> Exercise prompt
Reproduce all of the listing below without alteration.
—————
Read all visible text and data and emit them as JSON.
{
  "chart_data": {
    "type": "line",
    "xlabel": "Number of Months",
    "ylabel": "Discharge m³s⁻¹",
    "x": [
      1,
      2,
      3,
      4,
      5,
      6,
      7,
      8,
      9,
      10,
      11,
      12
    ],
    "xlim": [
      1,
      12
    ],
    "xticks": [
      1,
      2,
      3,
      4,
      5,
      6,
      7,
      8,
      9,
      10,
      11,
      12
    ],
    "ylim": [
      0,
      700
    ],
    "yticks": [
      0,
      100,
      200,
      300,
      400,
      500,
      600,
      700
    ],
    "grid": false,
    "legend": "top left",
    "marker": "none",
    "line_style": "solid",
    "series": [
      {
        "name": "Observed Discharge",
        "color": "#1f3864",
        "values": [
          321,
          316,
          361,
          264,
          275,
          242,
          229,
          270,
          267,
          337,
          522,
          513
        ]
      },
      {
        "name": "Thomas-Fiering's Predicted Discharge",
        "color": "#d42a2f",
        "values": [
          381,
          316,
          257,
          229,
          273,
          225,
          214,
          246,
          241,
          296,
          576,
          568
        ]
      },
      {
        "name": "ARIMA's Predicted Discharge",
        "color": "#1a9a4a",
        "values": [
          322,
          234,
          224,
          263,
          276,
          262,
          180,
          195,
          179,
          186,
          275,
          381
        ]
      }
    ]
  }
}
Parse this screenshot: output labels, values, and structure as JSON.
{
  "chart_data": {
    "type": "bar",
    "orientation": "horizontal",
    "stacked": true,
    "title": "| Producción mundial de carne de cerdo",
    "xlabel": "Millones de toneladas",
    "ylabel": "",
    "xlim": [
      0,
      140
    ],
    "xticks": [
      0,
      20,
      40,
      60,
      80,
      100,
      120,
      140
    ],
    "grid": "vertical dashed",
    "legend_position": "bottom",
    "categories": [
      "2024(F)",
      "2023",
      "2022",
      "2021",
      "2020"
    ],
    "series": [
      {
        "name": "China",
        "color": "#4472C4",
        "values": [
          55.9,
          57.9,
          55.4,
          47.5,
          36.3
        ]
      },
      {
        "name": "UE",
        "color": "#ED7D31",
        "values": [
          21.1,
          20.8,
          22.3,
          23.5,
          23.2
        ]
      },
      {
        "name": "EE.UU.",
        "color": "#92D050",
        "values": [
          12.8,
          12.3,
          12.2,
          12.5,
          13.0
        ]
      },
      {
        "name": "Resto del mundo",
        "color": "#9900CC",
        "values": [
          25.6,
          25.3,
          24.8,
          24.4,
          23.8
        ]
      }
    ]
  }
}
—————
> Result
Read all visible text and data and emit them as JSON.
{
  "chart_data": {
    "type": "line",
    "xlabel": "Number of Months",
    "ylabel": "Discharge m³s⁻¹",
    "x": [
      1,
      2,
      3,
      4,
      5,
      6,
      7,
      8,
      9,
      10,
      11,
      12
    ],
    "xlim": [
      1,
      12
    ],
    "xticks": [
      1,
      2,
      3,
      4,
      5,
      6,
      7,
      8,
      9,
      10,
      11,
      12
    ],
    "ylim": [
      0,
      700
    ],
    "yticks": [
      0,
      100,
      200,
      300,
      400,
      500,
      600,
      700
    ],
    "grid": false,
    "legend": "top left",
    "marker": "none",
    "line_style": "solid",
    "series": [
      {
        "name": "Observed Discharge",
        "color": "#1f3864",
        "values": [
          321,
          316,
          361,
          264,
          275,
          242,
          229,
          270,
          267,
          337,
          522,
          513
        ]
      },
      {
        "name": "Thomas-Fiering's Predicted Discharge",
        "color": "#d42a2f",
        "values": [
          381,
          316,
          257,
          229,
          273,
          225,
          214,
          246,
          241,
          296,
          576,
          568
        ]
      },
      {
        "name": "ARIMA's Predicted Discharge",
        "color": "#1a9a4a",
        "values": [
          322,
          234,
          224,
          263,
          276,
          262,
          180,
          195,
          179,
          186,
          275,
          381
        ]
      }
    ]
  }
}
Parse this screenshot: output labels, values, and structure as JSON.
{
  "chart_data": {
    "type": "bar",
    "orientation": "horizontal",
    "stacked": true,
    "title": "| Producción mundial de carne de cerdo",
    "xlabel": "Millones de toneladas",
    "ylabel": "",
    "xlim": [
      0,
      140
    ],
    "xticks": [
      0,
      20,
      40,
      60,
      80,
      100,
      120,
      140
    ],
    "grid": "vertical dashed",
    "legend_position": "bottom",
    "categories": [
      "2024(F)",
      "2023",
      "2022",
      "2021",
      "2020"
    ],
    "series": [
      {
        "name": "China",
        "color": "#4472C4",
        "values": [
          55.9,
          57.9,
          55.4,
          47.5,
          36.3
        ]
      },
      {
        "name": "UE",
        "color": "#ED7D31",
        "values": [
          21.1,
          20.8,
          22.3,
          23.5,
          23.2
        ]
      },
      {
        "name": "EE.UU.",
        "color": "#92D050",
        "values": [
          12.8,
          12.3,
          12.2,
          12.5,
          13.0
        ]
      },
      {
        "name": "Resto del mundo",
        "color": "#9900CC",
        "values": [
          25.6,
          25.3,
          24.8,
          24.4,
          23.8
        ]
      }
    ]
  }
}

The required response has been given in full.